* What this task involves: From the records, pick out and copy each line containing "Kroupa".

* Raw records:
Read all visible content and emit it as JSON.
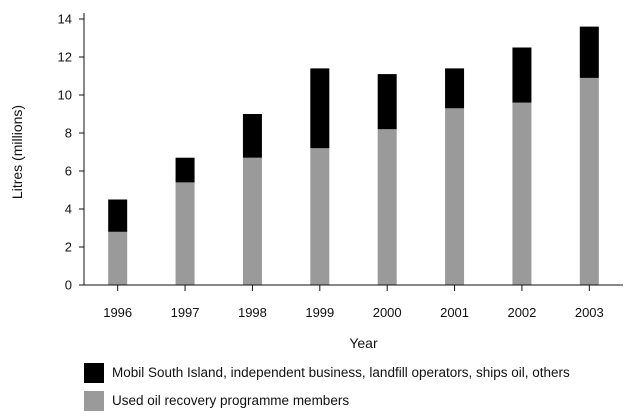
{
  "chart_data": {
    "type": "bar",
    "stacked": true,
    "categories": [
      "1996",
      "1997",
      "1998",
      "1999",
      "2000",
      "2001",
      "2002",
      "2003"
    ],
    "series": [
      {
        "name": "Used oil recovery programme members",
        "color": "#9a9a9a",
        "values": [
          2.8,
          5.4,
          6.7,
          7.2,
          8.2,
          9.3,
          9.6,
          10.9
        ]
      },
      {
        "name": "Mobil South Island, independent business, landfill operators, ships oil, others",
        "color": "#000000",
        "values": [
          1.7,
          1.3,
          2.3,
          4.2,
          2.9,
          2.1,
          2.9,
          2.7
        ]
      }
    ],
    "xlabel": "Year",
    "ylabel": "Litres (millions)",
    "ylim": [
      0,
      14
    ],
    "yticks": [
      "0",
      "2",
      "4",
      "6",
      "8",
      "10",
      "12",
      "14"
    ],
    "grid": false,
    "legend_position": "bottom"
  }
}
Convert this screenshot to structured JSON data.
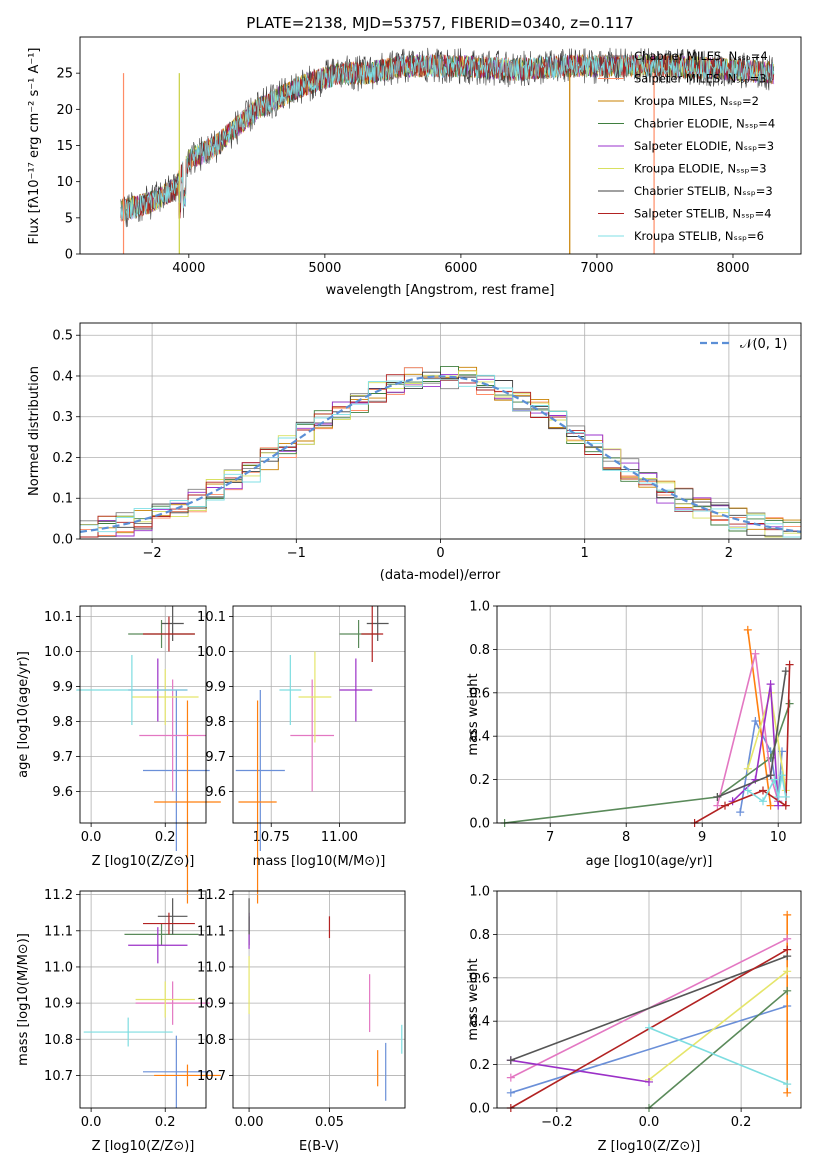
{
  "page_title": "PLATE=2138, MJD=53757, FIBERID=0340, z=0.117",
  "colors": {
    "Chabrier MILES": "#808080",
    "Salpeter MILES": "#ff8c66",
    "Kroupa MILES": "#c88000",
    "Chabrier ELODIE": "#3f7f3f",
    "Salpeter ELODIE": "#9932cc",
    "Kroupa ELODIE": "#d8e060",
    "Chabrier STELIB": "#404040",
    "Salpeter STELIB": "#b22222",
    "Kroupa STELIB": "#7fdfe6",
    "gaussian": "#5b8fd6"
  },
  "panel_colors": [
    "#6a8fd8",
    "#ff7f0e",
    "#5a8a5a",
    "#e377c2",
    "#e5e56a",
    "#9b30c7",
    "#555555",
    "#b22222",
    "#7ddde0"
  ],
  "chart_data": [
    {
      "type": "line",
      "title": "PLATE=2138, MJD=53757, FIBERID=0340, z=0.117",
      "xlabel": "wavelength [Angstrom, rest frame]",
      "ylabel": "Flux [fλ10⁻¹⁷ erg cm⁻² s⁻¹ A⁻¹]",
      "xlim": [
        3200,
        8500
      ],
      "ylim": [
        0,
        30
      ],
      "xticks": [
        "4000",
        "5000",
        "6000",
        "7000",
        "8000"
      ],
      "yticks": [
        "0",
        "5",
        "10",
        "15",
        "20",
        "25"
      ],
      "legend_loc": "upper right",
      "series": [
        {
          "name": "Chabrier MILES, N_SSP=4"
        },
        {
          "name": "Salpeter MILES, N_SSP=3"
        },
        {
          "name": "Kroupa MILES, N_SSP=2"
        },
        {
          "name": "Chabrier ELODIE, N_SSP=4"
        },
        {
          "name": "Salpeter ELODIE, N_SSP=3"
        },
        {
          "name": "Kroupa ELODIE, N_SSP=3"
        },
        {
          "name": "Chabrier STELIB, N_SSP=3"
        },
        {
          "name": "Salpeter STELIB, N_SSP=4"
        },
        {
          "name": "Kroupa STELIB, N_SSP=6"
        }
      ],
      "continuum": {
        "x": [
          3500,
          3700,
          3900,
          4000,
          4200,
          4500,
          4800,
          5100,
          5300,
          5600,
          6000,
          6400,
          6800,
          7200,
          7500,
          8000,
          8300
        ],
        "y": [
          6,
          7,
          9,
          13,
          15,
          20,
          23,
          25,
          25,
          26,
          26,
          25.5,
          26,
          26,
          26,
          25.5,
          25
        ]
      }
    },
    {
      "type": "line",
      "xlabel": "(data-model)/error",
      "ylabel": "Normed distribution",
      "xlim": [
        -2.5,
        2.5
      ],
      "ylim": [
        0,
        0.53
      ],
      "xticks": [
        "−2",
        "−1",
        "0",
        "1",
        "2"
      ],
      "yticks": [
        "0.0",
        "0.1",
        "0.2",
        "0.3",
        "0.4",
        "0.5"
      ],
      "legend": "𝒩(0, 1)",
      "gaussian": {
        "mu": 0,
        "sigma": 1
      }
    },
    {
      "type": "scatter",
      "xlabel": "Z [log10(Z/Z⊙)]",
      "ylabel": "age [log10(age/yr)]",
      "xlim": [
        -0.03,
        0.31
      ],
      "ylim": [
        9.51,
        10.13
      ],
      "xticks": [
        "0.0",
        "0.2"
      ],
      "yticks": [
        "9.6",
        "9.7",
        "9.8",
        "9.9",
        "10.0",
        "10.1"
      ],
      "points": [
        {
          "x": 0.23,
          "y": 9.66,
          "xerr": 0.09,
          "yerr": 0.23
        },
        {
          "x": 0.26,
          "y": 9.57,
          "xerr": 0.09,
          "yerr": 0.29
        },
        {
          "x": 0.19,
          "y": 10.05,
          "xerr": 0.09,
          "yerr": 0.04
        },
        {
          "x": 0.22,
          "y": 9.76,
          "xerr": 0.09,
          "yerr": 0.16
        },
        {
          "x": 0.2,
          "y": 9.87,
          "xerr": 0.09,
          "yerr": 0.08
        },
        {
          "x": 0.18,
          "y": 9.89,
          "xerr": 0.08,
          "yerr": 0.09
        },
        {
          "x": 0.22,
          "y": 10.08,
          "xerr": 0.03,
          "yerr": 0.05
        },
        {
          "x": 0.21,
          "y": 10.05,
          "xerr": 0.07,
          "yerr": 0.05
        },
        {
          "x": 0.11,
          "y": 9.89,
          "xerr": 0.15,
          "yerr": 0.1
        }
      ]
    },
    {
      "type": "scatter",
      "xlabel": "mass [log10(M/M⊙)]",
      "ylabel": "",
      "xlim": [
        10.61,
        11.24
      ],
      "ylim": [
        9.51,
        10.13
      ],
      "xticks": [
        "10.75",
        "11.00"
      ],
      "yticks": [
        "9.6",
        "9.7",
        "9.8",
        "9.9",
        "10.0",
        "10.1"
      ],
      "points": [
        {
          "x": 10.71,
          "y": 9.66,
          "xerr": 0.09,
          "yerr": 0.23
        },
        {
          "x": 10.7,
          "y": 9.57,
          "xerr": 0.07,
          "yerr": 0.29
        },
        {
          "x": 11.07,
          "y": 10.05,
          "xerr": 0.07,
          "yerr": 0.04
        },
        {
          "x": 10.9,
          "y": 9.76,
          "xerr": 0.08,
          "yerr": 0.16
        },
        {
          "x": 10.91,
          "y": 9.87,
          "xerr": 0.06,
          "yerr": 0.13
        },
        {
          "x": 11.06,
          "y": 9.89,
          "xerr": 0.06,
          "yerr": 0.09
        },
        {
          "x": 11.14,
          "y": 10.08,
          "xerr": 0.04,
          "yerr": 0.05
        },
        {
          "x": 11.12,
          "y": 10.05,
          "xerr": 0.04,
          "yerr": 0.08
        },
        {
          "x": 10.82,
          "y": 9.89,
          "xerr": 0.04,
          "yerr": 0.1
        }
      ]
    },
    {
      "type": "line",
      "xlabel": "age [log10(age/yr)]",
      "ylabel": "mass weight",
      "xlim": [
        6.3,
        10.3
      ],
      "ylim": [
        0,
        1
      ],
      "xticks": [
        "7",
        "8",
        "9",
        "10"
      ],
      "yticks": [
        "0.0",
        "0.2",
        "0.4",
        "0.6",
        "0.8",
        "1.0"
      ],
      "series": [
        {
          "x": [
            9.5,
            9.7,
            9.9,
            10.0,
            10.05
          ],
          "y": [
            0.05,
            0.47,
            0.33,
            0.1,
            0.33
          ]
        },
        {
          "x": [
            9.6,
            9.9
          ],
          "y": [
            0.89,
            0.08
          ]
        },
        {
          "x": [
            6.4,
            9.2,
            9.9,
            10.15
          ],
          "y": [
            0.0,
            0.12,
            0.3,
            0.55
          ]
        },
        {
          "x": [
            9.2,
            9.7,
            9.9,
            10.0
          ],
          "y": [
            0.08,
            0.78,
            0.22,
            0.1
          ]
        },
        {
          "x": [
            9.6,
            9.9,
            10.1
          ],
          "y": [
            0.25,
            0.6,
            0.15
          ]
        },
        {
          "x": [
            9.4,
            9.7,
            9.9,
            10.0
          ],
          "y": [
            0.1,
            0.2,
            0.64,
            0.08
          ]
        },
        {
          "x": [
            9.2,
            9.9,
            10.1
          ],
          "y": [
            0.12,
            0.22,
            0.7
          ]
        },
        {
          "x": [
            8.9,
            9.3,
            9.8,
            10.1,
            10.15
          ],
          "y": [
            0.0,
            0.08,
            0.15,
            0.08,
            0.73
          ]
        },
        {
          "x": [
            9.6,
            9.8,
            9.95,
            10.0,
            10.05,
            10.1
          ],
          "y": [
            0.15,
            0.1,
            0.2,
            0.12,
            0.22,
            0.12
          ]
        }
      ]
    },
    {
      "type": "scatter",
      "xlabel": "Z [log10(Z/Z⊙)]",
      "ylabel": "mass [log10(M/M⊙)]",
      "xlim": [
        -0.03,
        0.31
      ],
      "ylim": [
        10.61,
        11.21
      ],
      "xticks": [
        "0.0",
        "0.2"
      ],
      "yticks": [
        "10.7",
        "10.8",
        "10.9",
        "11.0",
        "11.1",
        "11.2"
      ],
      "points": [
        {
          "x": 0.23,
          "y": 10.71,
          "xerr": 0.09,
          "yerr": 0.1
        },
        {
          "x": 0.26,
          "y": 10.7,
          "xerr": 0.09,
          "yerr": 0.03
        },
        {
          "x": 0.19,
          "y": 11.09,
          "xerr": 0.1,
          "yerr": 0.03
        },
        {
          "x": 0.22,
          "y": 10.9,
          "xerr": 0.1,
          "yerr": 0.06
        },
        {
          "x": 0.2,
          "y": 10.91,
          "xerr": 0.08,
          "yerr": 0.05
        },
        {
          "x": 0.18,
          "y": 11.06,
          "xerr": 0.08,
          "yerr": 0.05
        },
        {
          "x": 0.22,
          "y": 11.14,
          "xerr": 0.04,
          "yerr": 0.05
        },
        {
          "x": 0.21,
          "y": 11.12,
          "xerr": 0.07,
          "yerr": 0.03
        },
        {
          "x": 0.1,
          "y": 10.82,
          "xerr": 0.12,
          "yerr": 0.04
        }
      ]
    },
    {
      "type": "scatter",
      "xlabel": "E(B-V)",
      "ylabel": "",
      "xlim": [
        -0.01,
        0.097
      ],
      "ylim": [
        10.61,
        11.21
      ],
      "xticks": [
        "0.00",
        "0.05"
      ],
      "yticks": [
        "10.7",
        "10.8",
        "10.9",
        "11.0",
        "11.1",
        "11.2"
      ],
      "points": [
        {
          "x": 0.085,
          "y": 10.71,
          "xerr": 0,
          "yerr": 0.08
        },
        {
          "x": 0.08,
          "y": 10.72,
          "xerr": 0,
          "yerr": 0.05
        },
        {
          "x": 0.0,
          "y": 11.1,
          "xerr": 0,
          "yerr": 0.04
        },
        {
          "x": 0.075,
          "y": 10.9,
          "xerr": 0,
          "yerr": 0.08
        },
        {
          "x": 0.0,
          "y": 10.95,
          "xerr": 0,
          "yerr": 0.08
        },
        {
          "x": 0.0,
          "y": 11.1,
          "xerr": 0,
          "yerr": 0.05
        },
        {
          "x": 0.0,
          "y": 11.14,
          "xerr": 0,
          "yerr": 0.05
        },
        {
          "x": 0.05,
          "y": 11.11,
          "xerr": 0,
          "yerr": 0.03
        },
        {
          "x": 0.095,
          "y": 10.8,
          "xerr": 0,
          "yerr": 0.04
        }
      ]
    },
    {
      "type": "line",
      "xlabel": "Z [log10(Z/Z⊙)]",
      "ylabel": "mass weight",
      "xlim": [
        -0.33,
        0.33
      ],
      "ylim": [
        0,
        1
      ],
      "xticks": [
        "−0.2",
        "0.0",
        "0.2"
      ],
      "yticks": [
        "0.0",
        "0.2",
        "0.4",
        "0.6",
        "0.8",
        "1.0"
      ],
      "series": [
        {
          "x": [
            -0.3,
            0.3
          ],
          "y": [
            0.07,
            0.47
          ]
        },
        {
          "x": [
            0.3,
            0.3
          ],
          "y": [
            0.07,
            0.89
          ]
        },
        {
          "x": [
            0.0,
            0.3
          ],
          "y": [
            0.0,
            0.54
          ]
        },
        {
          "x": [
            -0.3,
            0.3
          ],
          "y": [
            0.14,
            0.78
          ]
        },
        {
          "x": [
            0.0,
            0.3
          ],
          "y": [
            0.13,
            0.63
          ]
        },
        {
          "x": [
            -0.3,
            0.0
          ],
          "y": [
            0.22,
            0.12
          ]
        },
        {
          "x": [
            -0.3,
            0.3
          ],
          "y": [
            0.22,
            0.7
          ]
        },
        {
          "x": [
            -0.3,
            0.3
          ],
          "y": [
            0.0,
            0.73
          ]
        },
        {
          "x": [
            0.0,
            0.3
          ],
          "y": [
            0.37,
            0.11
          ]
        }
      ]
    }
  ]
}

* Completed task:
    "Kroupa MILES": "#c88000",
    "Kroupa ELODIE": "#d8e060",
    "Kroupa STELIB": "#7fdfe6",
          "name": "Kroupa MILES, N_SSP=2"
          "name": "Kroupa ELODIE, N_SSP=3"
          "name": "Kroupa STELIB, N_SSP=6"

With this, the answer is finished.